DATA EXCERPTS:
▬▬▬▬▬▬▬▬▬▬

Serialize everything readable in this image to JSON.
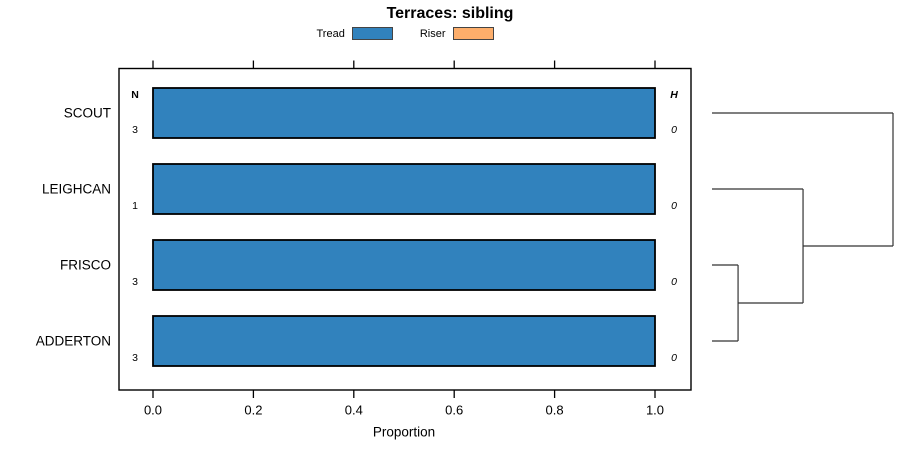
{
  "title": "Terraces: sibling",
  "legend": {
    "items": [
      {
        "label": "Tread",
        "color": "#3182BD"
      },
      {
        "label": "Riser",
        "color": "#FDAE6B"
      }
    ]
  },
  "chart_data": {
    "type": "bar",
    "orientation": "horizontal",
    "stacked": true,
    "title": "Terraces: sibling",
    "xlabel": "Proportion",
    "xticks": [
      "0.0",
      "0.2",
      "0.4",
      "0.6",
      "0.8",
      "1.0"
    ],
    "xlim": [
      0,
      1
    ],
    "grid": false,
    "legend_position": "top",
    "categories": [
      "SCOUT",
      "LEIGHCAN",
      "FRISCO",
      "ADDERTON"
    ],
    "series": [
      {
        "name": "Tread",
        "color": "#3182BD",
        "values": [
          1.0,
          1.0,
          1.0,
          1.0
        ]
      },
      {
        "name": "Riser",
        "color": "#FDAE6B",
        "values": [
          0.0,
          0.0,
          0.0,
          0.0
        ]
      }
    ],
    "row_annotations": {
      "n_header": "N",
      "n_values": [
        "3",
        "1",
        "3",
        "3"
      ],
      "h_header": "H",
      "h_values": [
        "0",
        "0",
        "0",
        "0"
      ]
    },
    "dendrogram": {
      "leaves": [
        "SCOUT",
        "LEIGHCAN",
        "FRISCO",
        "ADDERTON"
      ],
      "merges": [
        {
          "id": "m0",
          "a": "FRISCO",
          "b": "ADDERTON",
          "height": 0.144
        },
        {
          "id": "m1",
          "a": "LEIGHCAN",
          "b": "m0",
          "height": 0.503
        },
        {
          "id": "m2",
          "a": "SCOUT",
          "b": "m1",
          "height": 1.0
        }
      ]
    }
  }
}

▬▬▬▬▬▬▬▬▬▬

EXERCISE PROMPT:
From the data above, count the lines where "sibling" occurs and give that figure and nothing else.

RESULT OF THE EXERCISE:
2